* _YOUR GOAL_: Omit all pictures, then retype exactly the lines from the one that contains "Convert this document image to plain text." through the end of the listing.

[Records from a data source]
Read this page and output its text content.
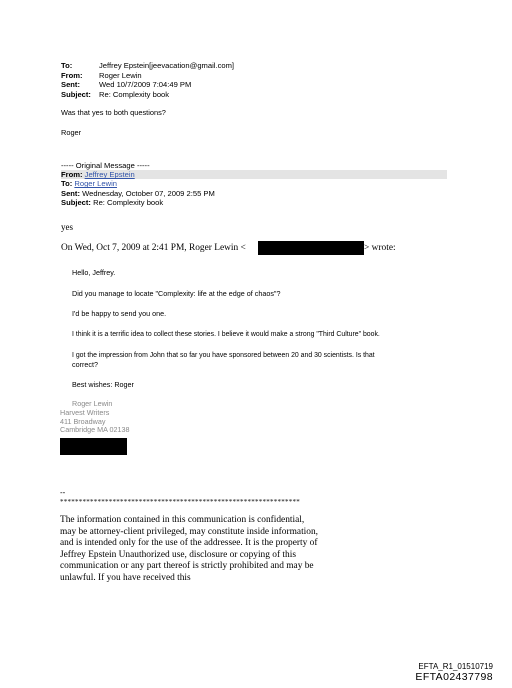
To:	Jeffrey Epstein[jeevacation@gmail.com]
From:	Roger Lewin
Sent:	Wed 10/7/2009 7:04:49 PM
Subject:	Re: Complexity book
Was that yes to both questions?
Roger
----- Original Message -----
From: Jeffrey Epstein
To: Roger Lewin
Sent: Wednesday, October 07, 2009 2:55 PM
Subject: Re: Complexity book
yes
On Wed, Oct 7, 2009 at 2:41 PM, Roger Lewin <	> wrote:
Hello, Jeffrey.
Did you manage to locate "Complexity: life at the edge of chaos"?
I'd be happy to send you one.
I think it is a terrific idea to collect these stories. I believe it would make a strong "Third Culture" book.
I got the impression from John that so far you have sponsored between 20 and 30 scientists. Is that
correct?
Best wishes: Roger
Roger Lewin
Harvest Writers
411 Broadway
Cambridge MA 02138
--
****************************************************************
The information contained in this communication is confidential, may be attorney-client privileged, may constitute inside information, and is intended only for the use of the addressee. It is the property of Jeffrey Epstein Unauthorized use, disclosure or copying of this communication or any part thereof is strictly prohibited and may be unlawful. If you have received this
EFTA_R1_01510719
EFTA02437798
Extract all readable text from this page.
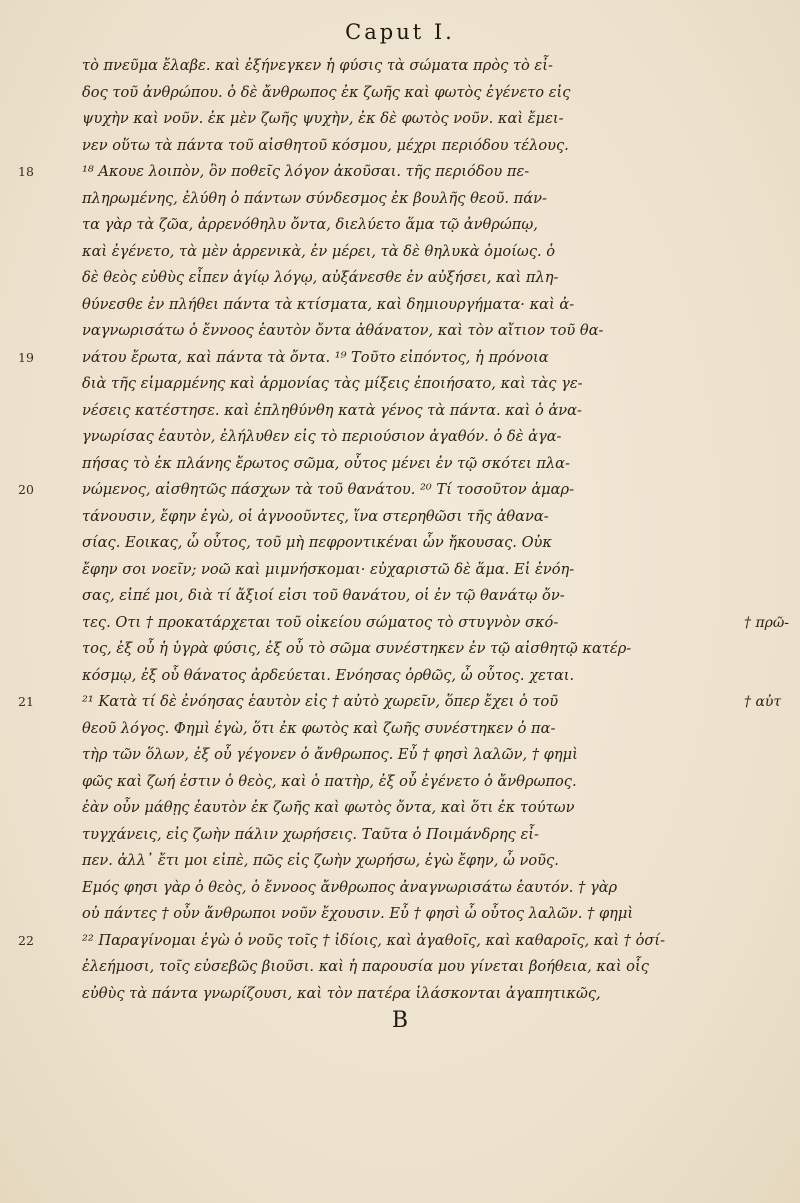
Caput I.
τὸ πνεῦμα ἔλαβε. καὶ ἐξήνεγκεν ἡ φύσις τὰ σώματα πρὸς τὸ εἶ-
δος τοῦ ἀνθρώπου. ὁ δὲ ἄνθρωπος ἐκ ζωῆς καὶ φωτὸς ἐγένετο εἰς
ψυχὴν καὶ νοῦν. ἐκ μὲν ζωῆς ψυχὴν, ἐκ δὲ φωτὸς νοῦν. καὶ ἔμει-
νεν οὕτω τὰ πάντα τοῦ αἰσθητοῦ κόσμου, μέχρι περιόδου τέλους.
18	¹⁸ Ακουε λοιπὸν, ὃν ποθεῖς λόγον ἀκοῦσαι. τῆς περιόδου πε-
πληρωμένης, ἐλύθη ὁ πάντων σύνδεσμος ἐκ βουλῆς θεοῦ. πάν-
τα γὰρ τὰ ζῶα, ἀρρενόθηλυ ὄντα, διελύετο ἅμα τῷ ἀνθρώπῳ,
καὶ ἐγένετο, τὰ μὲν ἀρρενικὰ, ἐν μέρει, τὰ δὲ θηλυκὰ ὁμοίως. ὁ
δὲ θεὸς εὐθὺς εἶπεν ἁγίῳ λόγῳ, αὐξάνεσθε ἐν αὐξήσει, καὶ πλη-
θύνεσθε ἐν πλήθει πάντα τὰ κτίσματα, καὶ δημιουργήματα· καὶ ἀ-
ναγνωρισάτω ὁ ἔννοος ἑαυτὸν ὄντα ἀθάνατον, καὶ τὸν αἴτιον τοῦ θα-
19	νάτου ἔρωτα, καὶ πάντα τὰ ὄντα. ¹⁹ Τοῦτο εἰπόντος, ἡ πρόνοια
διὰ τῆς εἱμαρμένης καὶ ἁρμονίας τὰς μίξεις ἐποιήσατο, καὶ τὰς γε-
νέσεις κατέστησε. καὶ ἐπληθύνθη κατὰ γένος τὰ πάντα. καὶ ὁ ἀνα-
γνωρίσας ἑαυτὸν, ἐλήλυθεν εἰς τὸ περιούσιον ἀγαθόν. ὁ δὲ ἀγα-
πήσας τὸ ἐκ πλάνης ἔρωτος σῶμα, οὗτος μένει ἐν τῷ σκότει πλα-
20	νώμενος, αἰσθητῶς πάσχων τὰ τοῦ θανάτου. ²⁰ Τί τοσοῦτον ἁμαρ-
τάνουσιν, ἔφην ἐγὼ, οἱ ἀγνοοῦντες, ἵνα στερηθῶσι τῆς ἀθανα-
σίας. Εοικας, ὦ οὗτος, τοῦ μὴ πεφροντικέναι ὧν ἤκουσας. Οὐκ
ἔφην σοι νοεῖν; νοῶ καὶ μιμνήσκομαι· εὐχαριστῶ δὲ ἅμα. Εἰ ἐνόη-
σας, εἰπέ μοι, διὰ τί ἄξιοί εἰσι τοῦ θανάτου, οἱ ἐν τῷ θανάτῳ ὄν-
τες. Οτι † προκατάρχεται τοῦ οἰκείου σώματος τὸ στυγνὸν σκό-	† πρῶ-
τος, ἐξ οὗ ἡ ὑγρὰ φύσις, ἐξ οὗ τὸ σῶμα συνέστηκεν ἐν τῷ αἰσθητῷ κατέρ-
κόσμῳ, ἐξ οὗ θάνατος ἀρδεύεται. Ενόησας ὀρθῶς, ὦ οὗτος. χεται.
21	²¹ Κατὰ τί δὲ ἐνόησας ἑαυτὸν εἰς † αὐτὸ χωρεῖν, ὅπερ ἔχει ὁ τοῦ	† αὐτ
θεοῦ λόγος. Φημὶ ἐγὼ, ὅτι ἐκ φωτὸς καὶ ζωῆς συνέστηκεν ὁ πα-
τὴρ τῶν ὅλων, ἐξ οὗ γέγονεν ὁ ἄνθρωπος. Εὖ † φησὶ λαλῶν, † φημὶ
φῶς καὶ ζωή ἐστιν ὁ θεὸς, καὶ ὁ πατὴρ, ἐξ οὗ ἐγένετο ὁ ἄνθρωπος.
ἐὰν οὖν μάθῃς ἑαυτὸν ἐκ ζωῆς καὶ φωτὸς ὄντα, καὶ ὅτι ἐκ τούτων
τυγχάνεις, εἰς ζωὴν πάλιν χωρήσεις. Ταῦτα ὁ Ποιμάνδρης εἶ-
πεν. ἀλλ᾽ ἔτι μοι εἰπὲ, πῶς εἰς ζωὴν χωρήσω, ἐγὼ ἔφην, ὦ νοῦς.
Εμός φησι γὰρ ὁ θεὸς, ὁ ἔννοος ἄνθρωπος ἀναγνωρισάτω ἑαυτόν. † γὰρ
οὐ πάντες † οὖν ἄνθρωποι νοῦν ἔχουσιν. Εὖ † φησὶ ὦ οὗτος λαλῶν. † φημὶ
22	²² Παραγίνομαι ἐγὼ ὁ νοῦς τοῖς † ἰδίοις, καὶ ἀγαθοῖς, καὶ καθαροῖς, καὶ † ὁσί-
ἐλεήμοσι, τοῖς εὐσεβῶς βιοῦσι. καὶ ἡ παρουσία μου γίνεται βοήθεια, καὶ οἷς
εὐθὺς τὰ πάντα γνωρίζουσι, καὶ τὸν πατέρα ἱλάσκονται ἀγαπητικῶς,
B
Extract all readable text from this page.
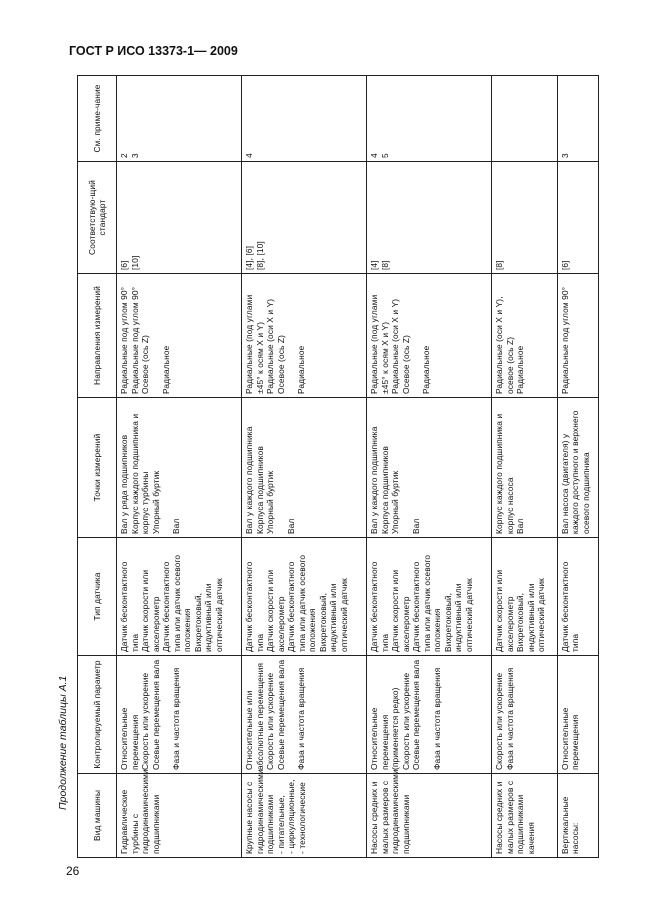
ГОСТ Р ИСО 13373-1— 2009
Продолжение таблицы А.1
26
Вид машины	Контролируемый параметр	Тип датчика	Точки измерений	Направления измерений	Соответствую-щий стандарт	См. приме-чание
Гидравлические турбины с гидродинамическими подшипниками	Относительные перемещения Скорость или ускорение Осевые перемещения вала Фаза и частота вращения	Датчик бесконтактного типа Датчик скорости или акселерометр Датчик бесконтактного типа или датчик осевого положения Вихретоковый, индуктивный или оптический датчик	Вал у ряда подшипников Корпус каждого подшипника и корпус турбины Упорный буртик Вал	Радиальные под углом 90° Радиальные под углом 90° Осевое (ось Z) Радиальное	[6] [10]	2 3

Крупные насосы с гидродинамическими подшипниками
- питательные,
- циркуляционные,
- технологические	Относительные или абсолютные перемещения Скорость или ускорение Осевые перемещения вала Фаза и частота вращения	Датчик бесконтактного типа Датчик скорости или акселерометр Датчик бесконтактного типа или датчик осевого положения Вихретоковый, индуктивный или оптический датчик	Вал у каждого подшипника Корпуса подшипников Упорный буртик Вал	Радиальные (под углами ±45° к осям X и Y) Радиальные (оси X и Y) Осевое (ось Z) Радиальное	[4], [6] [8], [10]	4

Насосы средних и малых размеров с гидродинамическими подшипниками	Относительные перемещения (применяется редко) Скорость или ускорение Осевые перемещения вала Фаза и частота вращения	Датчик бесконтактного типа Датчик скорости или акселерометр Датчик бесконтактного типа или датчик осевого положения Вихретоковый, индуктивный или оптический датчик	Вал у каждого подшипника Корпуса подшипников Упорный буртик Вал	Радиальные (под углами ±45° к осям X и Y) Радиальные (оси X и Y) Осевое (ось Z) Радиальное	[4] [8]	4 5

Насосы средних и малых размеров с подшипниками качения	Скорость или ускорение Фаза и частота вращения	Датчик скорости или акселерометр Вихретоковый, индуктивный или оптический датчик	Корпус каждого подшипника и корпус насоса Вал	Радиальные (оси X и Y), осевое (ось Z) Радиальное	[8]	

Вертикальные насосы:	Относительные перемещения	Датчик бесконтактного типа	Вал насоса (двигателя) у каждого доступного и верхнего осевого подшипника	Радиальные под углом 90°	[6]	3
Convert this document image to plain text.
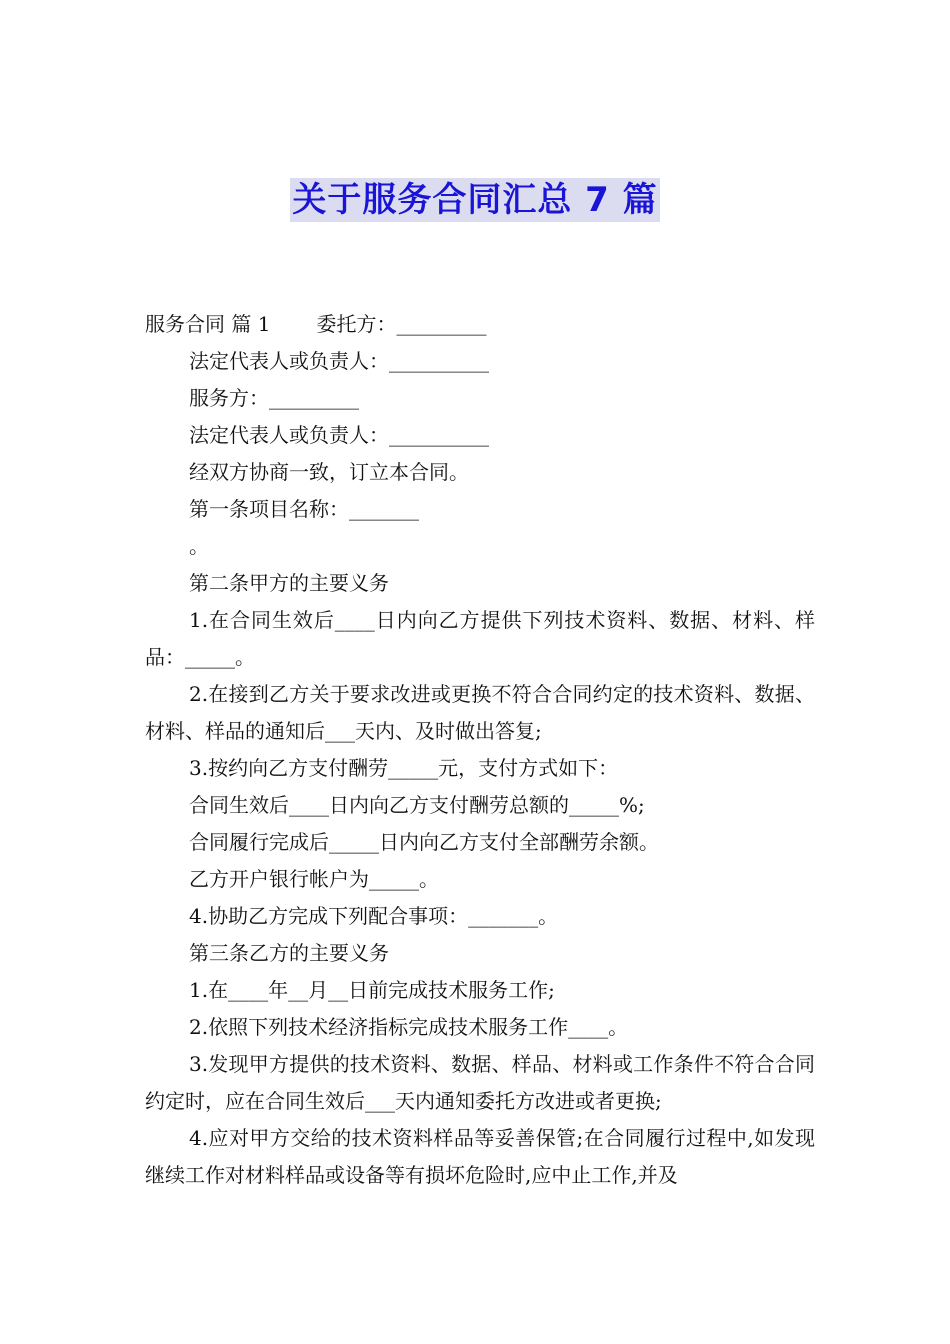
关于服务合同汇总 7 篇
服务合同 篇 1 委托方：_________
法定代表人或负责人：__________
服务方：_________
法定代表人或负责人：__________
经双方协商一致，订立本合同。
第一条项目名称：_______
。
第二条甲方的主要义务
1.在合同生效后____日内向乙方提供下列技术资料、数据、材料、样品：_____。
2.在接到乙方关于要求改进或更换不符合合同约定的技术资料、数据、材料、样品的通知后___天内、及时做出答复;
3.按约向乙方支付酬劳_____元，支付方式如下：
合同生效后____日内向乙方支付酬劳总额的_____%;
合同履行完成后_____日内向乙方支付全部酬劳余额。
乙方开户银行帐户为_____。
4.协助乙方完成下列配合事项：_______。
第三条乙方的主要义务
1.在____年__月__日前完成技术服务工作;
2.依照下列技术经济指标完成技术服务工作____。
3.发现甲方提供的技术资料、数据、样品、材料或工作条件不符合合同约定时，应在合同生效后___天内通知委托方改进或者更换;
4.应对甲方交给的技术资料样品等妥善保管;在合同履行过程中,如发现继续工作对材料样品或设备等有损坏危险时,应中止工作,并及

* _WRITTEN REPLY_:
Convert this document image to plain text.
关于服务合同汇总 7 篇
服务合同 篇 1 委托方：_________
法定代表人或负责人：__________
服务方：_________
法定代表人或负责人：__________
经双方协商一致，订立本合同。
第一条项目名称：_______
。
第二条甲方的主要义务
1.在合同生效后____日内向乙方提供下列技术资料、数据、材料、样品：_____。
2.在接到乙方关于要求改进或更换不符合合同约定的技术资料、数据、材料、样品的通知后___天内、及时做出答复;
3.按约向乙方支付酬劳_____元，支付方式如下：
合同生效后____日内向乙方支付酬劳总额的_____%;
合同履行完成后_____日内向乙方支付全部酬劳余额。
乙方开户银行帐户为_____。
4.协助乙方完成下列配合事项：_______。
第三条乙方的主要义务
1.在____年__月__日前完成技术服务工作;
2.依照下列技术经济指标完成技术服务工作____。
3.发现甲方提供的技术资料、数据、样品、材料或工作条件不符合合同约定时，应在合同生效后___天内通知委托方改进或者更换;
4.应对甲方交给的技术资料样品等妥善保管;在合同履行过程中,如发现继续工作对材料样品或设备等有损坏危险时,应中止工作,并及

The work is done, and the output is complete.